Extracted records
-.-.-
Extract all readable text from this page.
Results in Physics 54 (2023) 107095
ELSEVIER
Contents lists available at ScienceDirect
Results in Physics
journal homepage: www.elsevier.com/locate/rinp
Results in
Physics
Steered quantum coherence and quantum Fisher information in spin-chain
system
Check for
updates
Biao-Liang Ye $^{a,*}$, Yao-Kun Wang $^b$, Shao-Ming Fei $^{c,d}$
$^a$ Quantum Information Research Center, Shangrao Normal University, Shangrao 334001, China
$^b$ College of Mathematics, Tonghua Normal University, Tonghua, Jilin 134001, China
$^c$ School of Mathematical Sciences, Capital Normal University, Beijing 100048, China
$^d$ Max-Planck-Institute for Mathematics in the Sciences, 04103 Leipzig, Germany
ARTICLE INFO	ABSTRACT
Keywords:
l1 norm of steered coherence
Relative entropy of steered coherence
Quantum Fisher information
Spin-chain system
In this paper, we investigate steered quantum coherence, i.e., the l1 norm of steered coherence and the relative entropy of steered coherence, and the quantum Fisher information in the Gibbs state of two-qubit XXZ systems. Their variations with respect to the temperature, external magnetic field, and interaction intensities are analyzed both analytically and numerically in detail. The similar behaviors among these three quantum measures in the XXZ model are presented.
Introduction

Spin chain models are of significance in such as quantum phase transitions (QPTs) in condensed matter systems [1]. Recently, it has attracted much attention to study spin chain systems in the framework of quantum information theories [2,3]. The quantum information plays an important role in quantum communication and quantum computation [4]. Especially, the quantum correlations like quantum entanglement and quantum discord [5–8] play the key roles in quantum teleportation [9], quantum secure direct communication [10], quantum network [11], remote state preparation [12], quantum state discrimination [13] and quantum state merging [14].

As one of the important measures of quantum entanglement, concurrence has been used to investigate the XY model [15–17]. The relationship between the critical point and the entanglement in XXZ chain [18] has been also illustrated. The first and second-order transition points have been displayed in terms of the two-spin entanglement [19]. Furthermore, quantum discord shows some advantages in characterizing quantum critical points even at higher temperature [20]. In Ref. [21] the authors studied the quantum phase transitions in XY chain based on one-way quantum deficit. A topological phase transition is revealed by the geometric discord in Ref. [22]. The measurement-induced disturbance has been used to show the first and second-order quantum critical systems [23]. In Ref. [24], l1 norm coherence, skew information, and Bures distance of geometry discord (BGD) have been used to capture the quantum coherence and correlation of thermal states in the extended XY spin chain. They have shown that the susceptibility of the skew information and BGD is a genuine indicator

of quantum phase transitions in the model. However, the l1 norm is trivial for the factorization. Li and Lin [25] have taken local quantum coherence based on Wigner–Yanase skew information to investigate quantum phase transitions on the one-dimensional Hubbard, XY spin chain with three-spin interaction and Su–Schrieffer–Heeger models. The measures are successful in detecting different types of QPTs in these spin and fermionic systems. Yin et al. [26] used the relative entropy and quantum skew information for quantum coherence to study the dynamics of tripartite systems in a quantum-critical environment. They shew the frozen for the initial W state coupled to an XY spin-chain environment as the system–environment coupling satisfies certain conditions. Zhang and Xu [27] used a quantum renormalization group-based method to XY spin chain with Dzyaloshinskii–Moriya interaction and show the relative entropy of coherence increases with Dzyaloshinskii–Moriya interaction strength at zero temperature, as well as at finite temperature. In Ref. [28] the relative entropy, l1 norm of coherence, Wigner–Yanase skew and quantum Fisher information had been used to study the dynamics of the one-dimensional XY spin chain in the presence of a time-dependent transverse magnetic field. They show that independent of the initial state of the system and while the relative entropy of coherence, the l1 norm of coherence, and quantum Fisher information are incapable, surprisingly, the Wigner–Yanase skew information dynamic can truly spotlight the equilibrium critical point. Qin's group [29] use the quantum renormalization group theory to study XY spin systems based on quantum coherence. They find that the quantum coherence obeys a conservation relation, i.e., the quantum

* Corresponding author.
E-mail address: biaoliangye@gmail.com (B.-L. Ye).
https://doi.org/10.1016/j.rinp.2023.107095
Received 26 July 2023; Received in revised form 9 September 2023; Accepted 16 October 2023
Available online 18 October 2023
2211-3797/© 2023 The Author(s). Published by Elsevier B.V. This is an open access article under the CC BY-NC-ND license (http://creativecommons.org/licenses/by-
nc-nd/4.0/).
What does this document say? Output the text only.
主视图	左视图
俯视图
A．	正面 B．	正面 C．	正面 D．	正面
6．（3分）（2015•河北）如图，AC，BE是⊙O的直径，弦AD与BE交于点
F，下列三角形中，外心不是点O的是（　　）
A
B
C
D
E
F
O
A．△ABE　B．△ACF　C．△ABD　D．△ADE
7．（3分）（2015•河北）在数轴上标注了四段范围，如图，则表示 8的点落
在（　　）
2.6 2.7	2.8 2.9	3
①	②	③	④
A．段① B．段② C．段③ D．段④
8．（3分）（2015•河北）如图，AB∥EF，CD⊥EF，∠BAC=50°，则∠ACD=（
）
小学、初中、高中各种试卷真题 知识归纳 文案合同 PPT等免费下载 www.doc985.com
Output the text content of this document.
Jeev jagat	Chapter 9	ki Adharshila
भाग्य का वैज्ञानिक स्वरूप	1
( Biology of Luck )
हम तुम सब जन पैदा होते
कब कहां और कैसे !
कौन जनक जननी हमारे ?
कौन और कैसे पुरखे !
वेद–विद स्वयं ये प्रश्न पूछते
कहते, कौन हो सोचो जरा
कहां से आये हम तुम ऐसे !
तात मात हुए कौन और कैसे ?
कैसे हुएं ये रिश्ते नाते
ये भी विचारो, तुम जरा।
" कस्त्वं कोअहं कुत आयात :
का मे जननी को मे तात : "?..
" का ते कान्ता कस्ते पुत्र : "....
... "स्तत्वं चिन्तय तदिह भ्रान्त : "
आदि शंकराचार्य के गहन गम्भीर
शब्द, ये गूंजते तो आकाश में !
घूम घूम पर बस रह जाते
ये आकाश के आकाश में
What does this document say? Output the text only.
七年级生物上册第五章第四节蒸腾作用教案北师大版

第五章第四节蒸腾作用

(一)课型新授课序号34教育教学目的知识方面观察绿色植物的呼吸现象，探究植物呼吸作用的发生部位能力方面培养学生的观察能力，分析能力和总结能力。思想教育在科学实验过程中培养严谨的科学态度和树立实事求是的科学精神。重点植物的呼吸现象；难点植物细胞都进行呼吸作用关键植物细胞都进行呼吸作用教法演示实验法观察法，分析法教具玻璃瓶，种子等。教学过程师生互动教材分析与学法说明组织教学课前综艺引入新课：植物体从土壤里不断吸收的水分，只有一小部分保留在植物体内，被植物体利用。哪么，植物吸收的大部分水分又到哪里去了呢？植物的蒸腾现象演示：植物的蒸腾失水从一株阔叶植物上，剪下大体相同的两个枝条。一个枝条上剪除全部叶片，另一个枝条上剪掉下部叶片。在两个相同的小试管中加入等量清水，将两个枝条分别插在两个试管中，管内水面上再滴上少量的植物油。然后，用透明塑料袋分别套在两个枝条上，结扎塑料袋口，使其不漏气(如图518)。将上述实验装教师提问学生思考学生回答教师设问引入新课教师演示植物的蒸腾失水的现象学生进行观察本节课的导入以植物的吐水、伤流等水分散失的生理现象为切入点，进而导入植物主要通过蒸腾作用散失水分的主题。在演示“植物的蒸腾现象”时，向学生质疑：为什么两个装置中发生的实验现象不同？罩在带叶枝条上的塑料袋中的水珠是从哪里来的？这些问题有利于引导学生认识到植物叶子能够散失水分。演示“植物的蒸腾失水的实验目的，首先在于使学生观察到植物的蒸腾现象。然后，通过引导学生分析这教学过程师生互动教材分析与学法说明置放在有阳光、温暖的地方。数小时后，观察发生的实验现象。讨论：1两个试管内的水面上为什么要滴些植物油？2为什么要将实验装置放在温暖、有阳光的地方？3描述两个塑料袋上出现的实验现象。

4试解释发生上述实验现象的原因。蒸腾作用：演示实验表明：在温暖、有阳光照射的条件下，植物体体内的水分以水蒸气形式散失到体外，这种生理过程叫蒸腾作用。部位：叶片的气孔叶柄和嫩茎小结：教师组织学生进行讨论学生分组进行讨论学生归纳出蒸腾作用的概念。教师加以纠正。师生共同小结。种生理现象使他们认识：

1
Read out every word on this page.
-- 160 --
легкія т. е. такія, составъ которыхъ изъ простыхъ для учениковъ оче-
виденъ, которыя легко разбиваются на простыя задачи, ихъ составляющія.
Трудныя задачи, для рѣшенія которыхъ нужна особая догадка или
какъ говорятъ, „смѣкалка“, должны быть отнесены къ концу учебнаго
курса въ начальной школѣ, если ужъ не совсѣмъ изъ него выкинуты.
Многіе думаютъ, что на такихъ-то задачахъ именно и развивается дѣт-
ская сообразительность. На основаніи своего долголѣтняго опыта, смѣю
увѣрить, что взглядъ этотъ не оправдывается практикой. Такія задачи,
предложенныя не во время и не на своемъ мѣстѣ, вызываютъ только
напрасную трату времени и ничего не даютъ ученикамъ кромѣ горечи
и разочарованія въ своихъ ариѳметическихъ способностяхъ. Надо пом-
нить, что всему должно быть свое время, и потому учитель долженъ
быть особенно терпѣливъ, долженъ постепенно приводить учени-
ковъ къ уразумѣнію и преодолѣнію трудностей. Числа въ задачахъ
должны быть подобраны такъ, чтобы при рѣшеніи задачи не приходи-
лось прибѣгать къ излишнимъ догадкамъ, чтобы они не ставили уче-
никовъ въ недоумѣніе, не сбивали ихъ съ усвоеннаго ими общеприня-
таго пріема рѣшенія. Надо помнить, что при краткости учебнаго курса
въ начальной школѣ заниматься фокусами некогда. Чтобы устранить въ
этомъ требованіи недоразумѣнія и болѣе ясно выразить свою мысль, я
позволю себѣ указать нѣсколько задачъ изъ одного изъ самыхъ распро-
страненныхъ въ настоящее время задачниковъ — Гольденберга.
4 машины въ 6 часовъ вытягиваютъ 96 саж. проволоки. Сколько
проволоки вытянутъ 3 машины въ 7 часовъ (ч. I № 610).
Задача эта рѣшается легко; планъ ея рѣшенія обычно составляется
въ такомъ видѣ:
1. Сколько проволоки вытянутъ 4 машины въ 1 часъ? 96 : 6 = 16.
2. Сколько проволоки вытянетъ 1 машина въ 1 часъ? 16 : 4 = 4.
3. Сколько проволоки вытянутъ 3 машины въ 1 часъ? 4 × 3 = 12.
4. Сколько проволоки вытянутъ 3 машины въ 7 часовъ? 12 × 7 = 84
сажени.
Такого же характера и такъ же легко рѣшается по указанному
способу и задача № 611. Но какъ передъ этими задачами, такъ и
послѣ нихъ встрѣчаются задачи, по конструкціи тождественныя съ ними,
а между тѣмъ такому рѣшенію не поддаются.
-.-.-
Pull out every line of the records above that contains the word "начальной".

TASK SOLUTION:
курса въ начальной школѣ, если ужъ не совсѣмъ изъ него выкинуты.
въ начальной школѣ заниматься фокусами некогда. Чтобы устранить въ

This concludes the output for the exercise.